The law, which went into effect after a judge's temporary injunction, has been a lightning rod for criticism by civil rights groups, who believe its application would make Arizona fertile ground for state-sanctioned racial profiling, particularly of the state's nearly 2 million Latinos.

Pearce is a member of the Mormon Church.

The schism between Mormons and Latinos can be expected to complicate Romney's drive to duplicate in the general election season the lopsided win he enjoyed in the state on Tuesday night.

That Grand Canyon of a divide is reflected in comments by Kenneth Patrick Smith, leader of a Spanish-speaking Mormon congregation, who told The Arizona Republic that missionaries from his church weren't welcome in Latino communities after the law was signed. Some had doors slammed in their faces.

**TASK INPUTS:**

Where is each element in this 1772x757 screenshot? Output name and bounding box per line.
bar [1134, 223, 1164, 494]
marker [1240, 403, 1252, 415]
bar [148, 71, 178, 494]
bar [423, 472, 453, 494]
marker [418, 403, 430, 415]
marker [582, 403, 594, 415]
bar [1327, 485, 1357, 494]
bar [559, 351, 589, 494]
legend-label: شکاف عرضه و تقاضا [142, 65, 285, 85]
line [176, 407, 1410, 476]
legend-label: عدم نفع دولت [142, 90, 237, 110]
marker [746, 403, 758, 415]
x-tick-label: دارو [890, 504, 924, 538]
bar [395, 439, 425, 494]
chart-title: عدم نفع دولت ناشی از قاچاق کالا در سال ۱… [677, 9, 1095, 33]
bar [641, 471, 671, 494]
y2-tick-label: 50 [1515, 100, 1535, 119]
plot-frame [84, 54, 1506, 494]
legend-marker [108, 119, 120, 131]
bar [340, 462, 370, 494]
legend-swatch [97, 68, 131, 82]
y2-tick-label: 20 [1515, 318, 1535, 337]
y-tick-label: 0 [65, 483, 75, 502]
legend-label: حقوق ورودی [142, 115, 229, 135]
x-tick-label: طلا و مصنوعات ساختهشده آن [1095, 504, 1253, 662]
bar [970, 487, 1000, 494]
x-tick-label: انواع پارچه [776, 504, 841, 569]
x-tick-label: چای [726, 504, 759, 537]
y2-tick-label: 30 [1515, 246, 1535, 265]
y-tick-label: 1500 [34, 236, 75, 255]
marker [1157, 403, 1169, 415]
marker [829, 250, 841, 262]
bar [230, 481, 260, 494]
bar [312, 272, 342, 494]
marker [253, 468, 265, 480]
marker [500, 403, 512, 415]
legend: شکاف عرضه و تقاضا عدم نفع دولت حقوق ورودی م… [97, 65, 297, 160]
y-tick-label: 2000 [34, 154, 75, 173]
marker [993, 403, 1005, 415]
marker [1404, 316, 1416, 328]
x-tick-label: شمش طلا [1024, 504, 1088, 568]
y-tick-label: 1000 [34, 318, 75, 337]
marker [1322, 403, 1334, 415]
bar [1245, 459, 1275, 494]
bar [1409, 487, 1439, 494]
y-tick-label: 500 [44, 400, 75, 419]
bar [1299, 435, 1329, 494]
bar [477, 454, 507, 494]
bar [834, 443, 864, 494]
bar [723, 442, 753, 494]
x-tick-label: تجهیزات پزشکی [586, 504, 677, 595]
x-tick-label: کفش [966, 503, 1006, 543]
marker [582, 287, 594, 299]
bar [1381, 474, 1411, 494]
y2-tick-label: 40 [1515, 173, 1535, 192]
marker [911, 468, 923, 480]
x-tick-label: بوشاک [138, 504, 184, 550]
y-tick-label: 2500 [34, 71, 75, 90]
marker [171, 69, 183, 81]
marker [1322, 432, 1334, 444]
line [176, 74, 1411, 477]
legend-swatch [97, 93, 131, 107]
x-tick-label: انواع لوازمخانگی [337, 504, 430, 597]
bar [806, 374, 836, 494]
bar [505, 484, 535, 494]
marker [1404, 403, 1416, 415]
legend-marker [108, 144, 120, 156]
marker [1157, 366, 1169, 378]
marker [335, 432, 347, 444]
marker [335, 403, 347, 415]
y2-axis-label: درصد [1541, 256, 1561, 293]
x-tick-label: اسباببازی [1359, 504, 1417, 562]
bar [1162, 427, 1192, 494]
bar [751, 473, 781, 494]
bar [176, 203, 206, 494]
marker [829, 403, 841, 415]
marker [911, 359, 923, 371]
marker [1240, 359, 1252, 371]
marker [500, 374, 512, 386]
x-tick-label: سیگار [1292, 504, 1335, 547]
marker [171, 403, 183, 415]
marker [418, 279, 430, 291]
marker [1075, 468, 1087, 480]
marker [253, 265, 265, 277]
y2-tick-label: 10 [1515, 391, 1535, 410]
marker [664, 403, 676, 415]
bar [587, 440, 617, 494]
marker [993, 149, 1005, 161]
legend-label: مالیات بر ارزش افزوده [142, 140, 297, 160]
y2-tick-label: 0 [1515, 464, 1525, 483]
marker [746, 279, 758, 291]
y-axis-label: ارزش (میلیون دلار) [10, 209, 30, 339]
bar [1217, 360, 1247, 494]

**TASKS:**
A. Decide whether each statement agrees with the passage on the Arizona law, answering yes or no and quoting the words of the passage that decide it: (i) Pearce belongs to the Mormon Church; (ii) Kenneth Patrick Smith leads an English-speaking congregation; (iii) Arizona is home to nearly 2 million Latinos.
B. Reproduce the records word for word, starting at their first line and stopping after the line that contains "y2-tick-label: 20 [1515, 318, 1535, 337]".
The records bear no relation to the passage on the Arizona law.

**THE REPLIES:**
A.
(i) Yes: "Pearce is a member of the Mormon Church."
(ii) No: "leader of a Spanish-speaking Mormon congregation"
(iii) Yes: "the state's nearly 2 million Latinos"

B.
Where is each element in this 1772x757 screenshot? Output name and bounding box per line.
bar [1134, 223, 1164, 494]
marker [1240, 403, 1252, 415]
bar [148, 71, 178, 494]
bar [423, 472, 453, 494]
marker [418, 403, 430, 415]
marker [582, 403, 594, 415]
bar [1327, 485, 1357, 494]
bar [559, 351, 589, 494]
legend-label: شکاف عرضه و تقاضا [142, 65, 285, 85]
line [176, 407, 1410, 476]
legend-label: عدم نفع دولت [142, 90, 237, 110]
marker [746, 403, 758, 415]
x-tick-label: دارو [890, 504, 924, 538]
bar [395, 439, 425, 494]
chart-title: عدم نفع دولت ناشی از قاچاق کالا در سال ۱… [677, 9, 1095, 33]
bar [641, 471, 671, 494]
y2-tick-label: 50 [1515, 100, 1535, 119]
plot-frame [84, 54, 1506, 494]
legend-marker [108, 119, 120, 131]
bar [340, 462, 370, 494]
legend-swatch [97, 68, 131, 82]
y2-tick-label: 20 [1515, 318, 1535, 337]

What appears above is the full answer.